*Task to carry out*. Your answer should consist of the lines in the data below that contain "carrier".

--- Data under study ---

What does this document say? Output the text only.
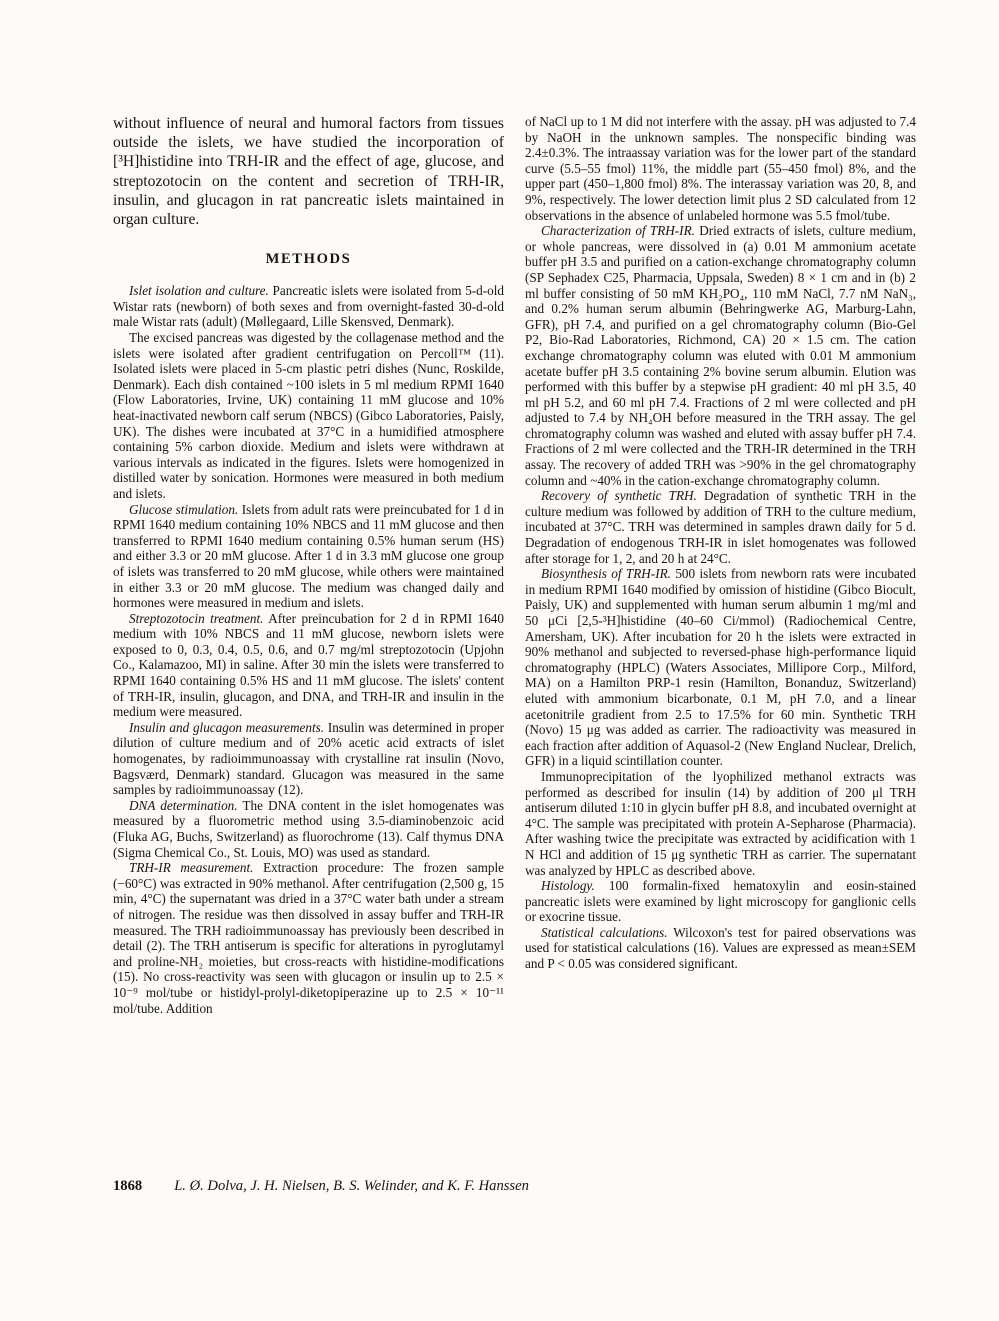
without influence of neural and humoral factors from tissues outside the islets, we have studied the incorporation of [³H]histidine into TRH-IR and the effect of age, glucose, and streptozotocin on the content and secretion of TRH-IR, insulin, and glucagon in rat pancreatic islets maintained in organ culture.

METHODS

Islet isolation and culture. Pancreatic islets were isolated from 5-d-old Wistar rats (newborn) of both sexes and from overnight-fasted 30-d-old male Wistar rats (adult) (Møllegaard, Lille Skensved, Denmark).

The excised pancreas was digested by the collagenase method and the islets were isolated after gradient centrifugation on Percoll™ (11). Isolated islets were placed in 5-cm plastic petri dishes (Nunc, Roskilde, Denmark). Each dish contained ~100 islets in 5 ml medium RPMI 1640 (Flow Laboratories, Irvine, UK) containing 11 mM glucose and 10% heat-inactivated newborn calf serum (NBCS) (Gibco Laboratories, Paisly, UK). The dishes were incubated at 37°C in a humidified atmosphere containing 5% carbon dioxide. Medium and islets were withdrawn at various intervals as indicated in the figures. Islets were homogenized in distilled water by sonication. Hormones were measured in both medium and islets.

Glucose stimulation. Islets from adult rats were preincubated for 1 d in RPMI 1640 medium containing 10% NBCS and 11 mM glucose and then transferred to RPMI 1640 medium containing 0.5% human serum (HS) and either 3.3 or 20 mM glucose. After 1 d in 3.3 mM glucose one group of islets was transferred to 20 mM glucose, while others were maintained in either 3.3 or 20 mM glucose. The medium was changed daily and hormones were measured in medium and islets.

Streptozotocin treatment. After preincubation for 2 d in RPMI 1640 medium with 10% NBCS and 11 mM glucose, newborn islets were exposed to 0, 0.3, 0.4, 0.5, 0.6, and 0.7 mg/ml streptozotocin (Upjohn Co., Kalamazoo, MI) in saline. After 30 min the islets were transferred to RPMI 1640 containing 0.5% HS and 11 mM glucose. The islets' content of TRH-IR, insulin, glucagon, and DNA, and TRH-IR and insulin in the medium were measured.

Insulin and glucagon measurements. Insulin was determined in proper dilution of culture medium and of 20% acetic acid extracts of islet homogenates, by radioimmunoassay with crystalline rat insulin (Novo, Bagsværd, Denmark) standard. Glucagon was measured in the same samples by radioimmunoassay (12).

DNA determination. The DNA content in the islet homogenates was measured by a fluorometric method using 3.5-diaminobenzoic acid (Fluka AG, Buchs, Switzerland) as fluorochrome (13). Calf thymus DNA (Sigma Chemical Co., St. Louis, MO) was used as standard.

TRH-IR measurement. Extraction procedure: The frozen sample (−60°C) was extracted in 90% methanol. After centrifugation (2,500 g, 15 min, 4°C) the supernatant was dried in a 37°C water bath under a stream of nitrogen. The residue was then dissolved in assay buffer and TRH-IR measured. The TRH radioimmunoassay has previously been described in detail (2). The TRH antiserum is specific for alterations in pyroglutamyl and proline-NH₂ moieties, but cross-reacts with histidine-modifications (15). No cross-reactivity was seen with glucagon or insulin up to 2.5 × 10⁻⁹ mol/tube or histidyl-prolyl-diketopiperazine up to 2.5 × 10⁻¹¹ mol/tube. Addition

of NaCl up to 1 M did not interfere with the assay. pH was adjusted to 7.4 by NaOH in the unknown samples. The nonspecific binding was 2.4±0.3%. The intraassay variation was for the lower part of the standard curve (5.5–55 fmol) 11%, the middle part (55–450 fmol) 8%, and the upper part (450–1,800 fmol) 8%. The interassay variation was 20, 8, and 9%, respectively. The lower detection limit plus 2 SD calculated from 12 observations in the absence of unlabeled hormone was 5.5 fmol/tube.

Characterization of TRH-IR. Dried extracts of islets, culture medium, or whole pancreas, were dissolved in (a) 0.01 M ammonium acetate buffer pH 3.5 and purified on a cation-exchange chromatography column (SP Sephadex C25, Pharmacia, Uppsala, Sweden) 8 × 1 cm and in (b) 2 ml buffer consisting of 50 mM KH₂PO₄, 110 mM NaCl, 7.7 nM NaN₃, and 0.2% human serum albumin (Behringwerke AG, Marburg-Lahn, GFR), pH 7.4, and purified on a gel chromatography column (Bio-Gel P2, Bio-Rad Laboratories, Richmond, CA) 20 × 1.5 cm. The cation exchange chromatography column was eluted with 0.01 M ammonium acetate buffer pH 3.5 containing 2% bovine serum albumin. Elution was performed with this buffer by a stepwise pH gradient: 40 ml pH 3.5, 40 ml pH 5.2, and 60 ml pH 7.4. Fractions of 2 ml were collected and pH adjusted to 7.4 by NH₄OH before measured in the TRH assay. The gel chromatography column was washed and eluted with assay buffer pH 7.4. Fractions of 2 ml were collected and the TRH-IR determined in the TRH assay. The recovery of added TRH was >90% in the gel chromatography column and ~40% in the cation-exchange chromatography column.

Recovery of synthetic TRH. Degradation of synthetic TRH in the culture medium was followed by addition of TRH to the culture medium, incubated at 37°C. TRH was determined in samples drawn daily for 5 d. Degradation of endogenous TRH-IR in islet homogenates was followed after storage for 1, 2, and 20 h at 24°C.

Biosynthesis of TRH-IR. 500 islets from newborn rats were incubated in medium RPMI 1640 modified by omission of histidine (Gibco Biocult, Paisly, UK) and supplemented with human serum albumin 1 mg/ml and 50 μCi [2,5-³H]histidine (40–60 Ci/mmol) (Radiochemical Centre, Amersham, UK). After incubation for 20 h the islets were extracted in 90% methanol and subjected to reversed-phase high-performance liquid chromatography (HPLC) (Waters Associates, Millipore Corp., Milford, MA) on a Hamilton PRP-1 resin (Hamilton, Bonanduz, Switzerland) eluted with ammonium bicarbonate, 0.1 M, pH 7.0, and a linear acetonitrile gradient from 2.5 to 17.5% for 60 min. Synthetic TRH (Novo) 15 μg was added as carrier. The radioactivity was measured in each fraction after addition of Aquasol-2 (New England Nuclear, Drelich, GFR) in a liquid scintillation counter.

Immunoprecipitation of the lyophilized methanol extracts was performed as described for insulin (14) by addition of 200 μl TRH antiserum diluted 1:10 in glycin buffer pH 8.8, and incubated overnight at 4°C. The sample was precipitated with protein A-Sepharose (Pharmacia). After washing twice the precipitate was extracted by acidification with 1 N HCl and addition of 15 μg synthetic TRH as carrier. The supernatant was analyzed by HPLC as described above.

Histology. 100 formalin-fixed hematoxylin and eosin-stained pancreatic islets were examined by light microscopy for ganglionic cells or exocrine tissue.

Statistical calculations. Wilcoxon's test for paired observations was used for statistical calculations (16). Values are expressed as mean±SEM and P < 0.05 was considered significant.

1868 L. Ø. Dolva, J. H. Nielsen, B. S. Welinder, and K. F. Hanssen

---

*Response to the task*.
Biosynthesis of TRH-IR. 500 islets from newborn rats were incubated in medium RPMI 1640 modified by omission of histidine (Gibco Biocult, Paisly, UK) and supplemented with human serum albumin 1 mg/ml and 50 μCi [2,5-³H]histidine (40–60 Ci/mmol) (Radiochemical Centre, Amersham, UK). After incubation for 20 h the islets were extracted in 90% methanol and subjected to reversed-phase high-performance liquid chromatography (HPLC) (Waters Associates, Millipore Corp., Milford, MA) on a Hamilton PRP-1 resin (Hamilton, Bonanduz, Switzerland) eluted with ammonium bicarbonate, 0.1 M, pH 7.0, and a linear acetonitrile gradient from 2.5 to 17.5% for 60 min. Synthetic TRH (Novo) 15 μg was added as carrier. The radioactivity was measured in each fraction after addition of Aquasol-2 (New England Nuclear, Drelich, GFR) in a liquid scintillation counter.
Immunoprecipitation of the lyophilized methanol extracts was performed as described for insulin (14) by addition of 200 μl TRH antiserum diluted 1:10 in glycin buffer pH 8.8, and incubated overnight at 4°C. The sample was precipitated with protein A-Sepharose (Pharmacia). After washing twice the precipitate was extracted by acidification with 1 N HCl and addition of 15 μg synthetic TRH as carrier. The supernatant was analyzed by HPLC as described above.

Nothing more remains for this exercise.